>> Start

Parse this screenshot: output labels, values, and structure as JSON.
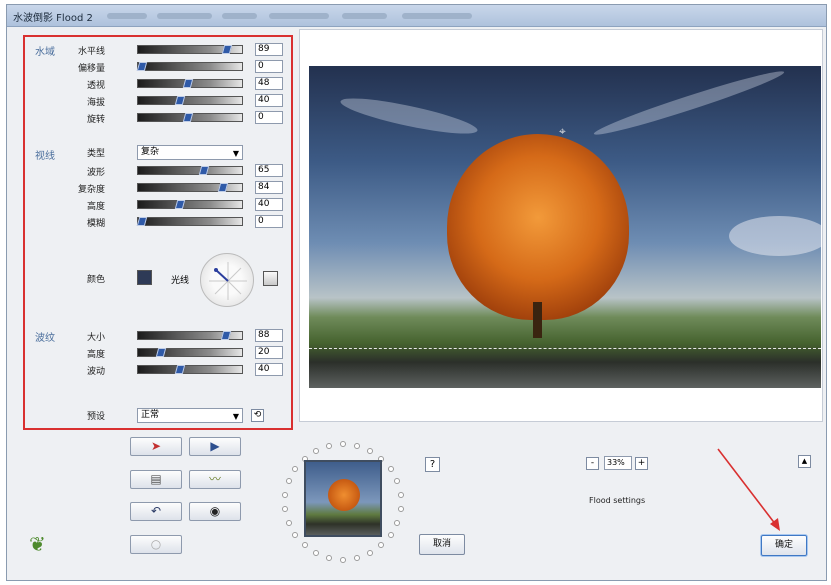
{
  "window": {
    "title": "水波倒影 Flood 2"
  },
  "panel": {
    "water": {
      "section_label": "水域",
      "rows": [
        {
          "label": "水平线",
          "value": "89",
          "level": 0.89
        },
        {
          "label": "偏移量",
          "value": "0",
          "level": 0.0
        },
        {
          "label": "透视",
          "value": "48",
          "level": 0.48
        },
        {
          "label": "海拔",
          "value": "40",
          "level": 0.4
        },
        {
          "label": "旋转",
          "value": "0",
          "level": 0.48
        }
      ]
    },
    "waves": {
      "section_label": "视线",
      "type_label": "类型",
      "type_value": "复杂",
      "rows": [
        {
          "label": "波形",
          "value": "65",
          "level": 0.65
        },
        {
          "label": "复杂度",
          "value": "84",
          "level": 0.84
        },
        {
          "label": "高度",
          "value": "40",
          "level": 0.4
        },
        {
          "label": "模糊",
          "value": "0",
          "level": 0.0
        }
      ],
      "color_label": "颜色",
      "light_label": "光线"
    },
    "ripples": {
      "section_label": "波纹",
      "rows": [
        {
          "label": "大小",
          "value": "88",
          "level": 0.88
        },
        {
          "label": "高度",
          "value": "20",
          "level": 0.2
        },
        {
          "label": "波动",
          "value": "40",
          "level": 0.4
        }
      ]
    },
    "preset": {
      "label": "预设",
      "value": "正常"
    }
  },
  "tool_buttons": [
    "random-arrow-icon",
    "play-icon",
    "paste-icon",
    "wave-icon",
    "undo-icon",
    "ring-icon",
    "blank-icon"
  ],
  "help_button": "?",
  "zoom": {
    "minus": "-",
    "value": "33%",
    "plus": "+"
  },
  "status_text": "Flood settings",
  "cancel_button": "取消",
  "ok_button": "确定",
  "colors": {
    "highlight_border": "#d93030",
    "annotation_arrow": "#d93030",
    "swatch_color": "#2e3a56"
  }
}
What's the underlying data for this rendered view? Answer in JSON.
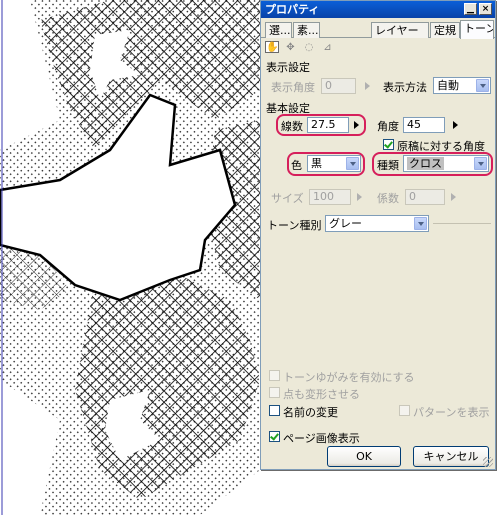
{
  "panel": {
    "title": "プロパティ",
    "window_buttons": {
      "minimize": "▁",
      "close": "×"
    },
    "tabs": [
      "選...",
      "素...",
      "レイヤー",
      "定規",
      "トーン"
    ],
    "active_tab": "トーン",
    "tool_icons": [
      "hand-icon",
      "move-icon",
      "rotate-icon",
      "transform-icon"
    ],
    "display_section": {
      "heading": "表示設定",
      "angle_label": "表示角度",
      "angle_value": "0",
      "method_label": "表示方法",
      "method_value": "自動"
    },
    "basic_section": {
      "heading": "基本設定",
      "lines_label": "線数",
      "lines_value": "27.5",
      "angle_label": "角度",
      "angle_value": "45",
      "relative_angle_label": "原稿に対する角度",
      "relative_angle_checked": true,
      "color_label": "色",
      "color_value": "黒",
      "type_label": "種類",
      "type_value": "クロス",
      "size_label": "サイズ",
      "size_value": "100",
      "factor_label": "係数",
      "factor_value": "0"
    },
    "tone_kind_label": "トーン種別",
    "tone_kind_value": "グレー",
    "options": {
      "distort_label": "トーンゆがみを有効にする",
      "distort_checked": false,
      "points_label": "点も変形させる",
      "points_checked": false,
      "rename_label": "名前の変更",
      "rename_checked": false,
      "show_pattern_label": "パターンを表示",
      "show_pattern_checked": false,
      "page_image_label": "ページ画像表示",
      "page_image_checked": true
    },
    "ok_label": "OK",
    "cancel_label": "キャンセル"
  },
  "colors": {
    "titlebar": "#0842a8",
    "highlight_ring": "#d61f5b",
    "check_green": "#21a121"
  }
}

>> End
>> Start

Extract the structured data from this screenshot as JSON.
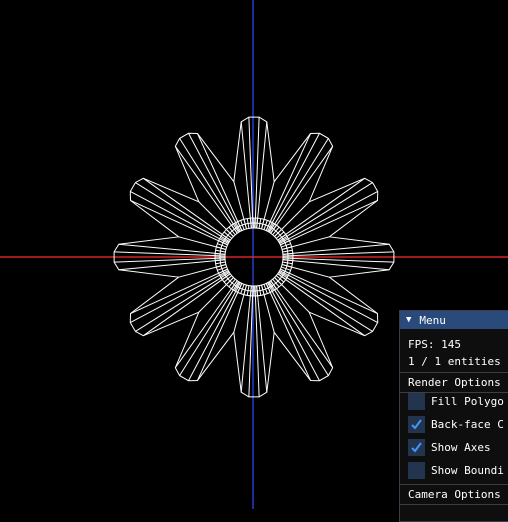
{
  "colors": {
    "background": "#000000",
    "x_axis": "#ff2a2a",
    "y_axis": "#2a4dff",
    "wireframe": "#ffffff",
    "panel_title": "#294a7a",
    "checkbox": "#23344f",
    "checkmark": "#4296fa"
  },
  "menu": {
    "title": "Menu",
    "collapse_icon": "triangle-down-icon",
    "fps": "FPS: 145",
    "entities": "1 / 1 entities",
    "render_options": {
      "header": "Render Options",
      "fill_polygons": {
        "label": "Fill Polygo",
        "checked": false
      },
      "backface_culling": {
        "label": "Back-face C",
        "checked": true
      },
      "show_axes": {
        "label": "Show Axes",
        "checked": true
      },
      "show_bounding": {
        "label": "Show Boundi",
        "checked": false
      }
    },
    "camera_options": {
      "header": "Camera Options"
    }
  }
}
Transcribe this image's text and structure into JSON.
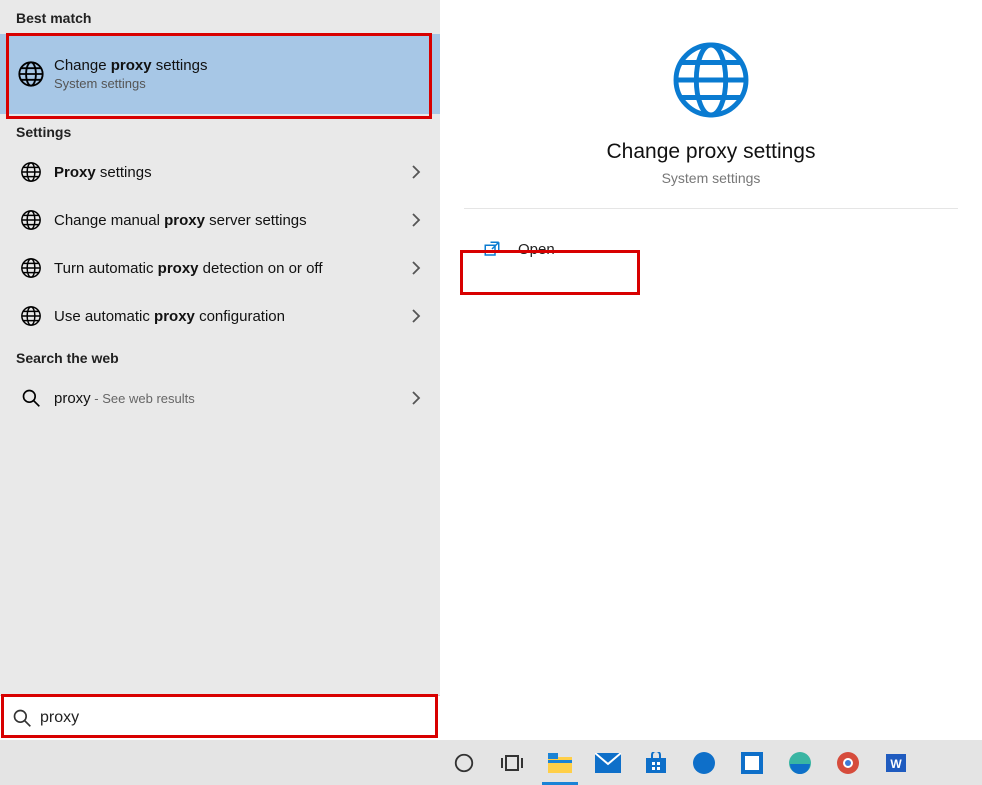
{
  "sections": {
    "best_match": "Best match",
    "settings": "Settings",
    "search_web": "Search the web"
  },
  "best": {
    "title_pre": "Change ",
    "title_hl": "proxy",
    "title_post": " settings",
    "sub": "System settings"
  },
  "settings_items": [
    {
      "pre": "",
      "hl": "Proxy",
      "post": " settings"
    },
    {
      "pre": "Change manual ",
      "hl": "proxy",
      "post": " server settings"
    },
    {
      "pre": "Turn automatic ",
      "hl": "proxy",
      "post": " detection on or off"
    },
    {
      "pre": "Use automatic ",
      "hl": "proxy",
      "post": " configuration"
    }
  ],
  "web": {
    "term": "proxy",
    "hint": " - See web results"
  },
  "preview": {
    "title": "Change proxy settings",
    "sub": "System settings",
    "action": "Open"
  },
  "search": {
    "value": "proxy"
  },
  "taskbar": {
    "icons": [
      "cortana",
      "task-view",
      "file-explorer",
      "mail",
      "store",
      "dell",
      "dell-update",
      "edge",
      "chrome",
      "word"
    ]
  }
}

>> End

- [WORK TO BE COMPLETED]: Look for the word "Change" in every line of the listing and copy the lines that have it.

- [FINAL RESULT]:
    "title_pre": "Change ",
      "pre": "Change manual ",
    "title": "Change proxy settings",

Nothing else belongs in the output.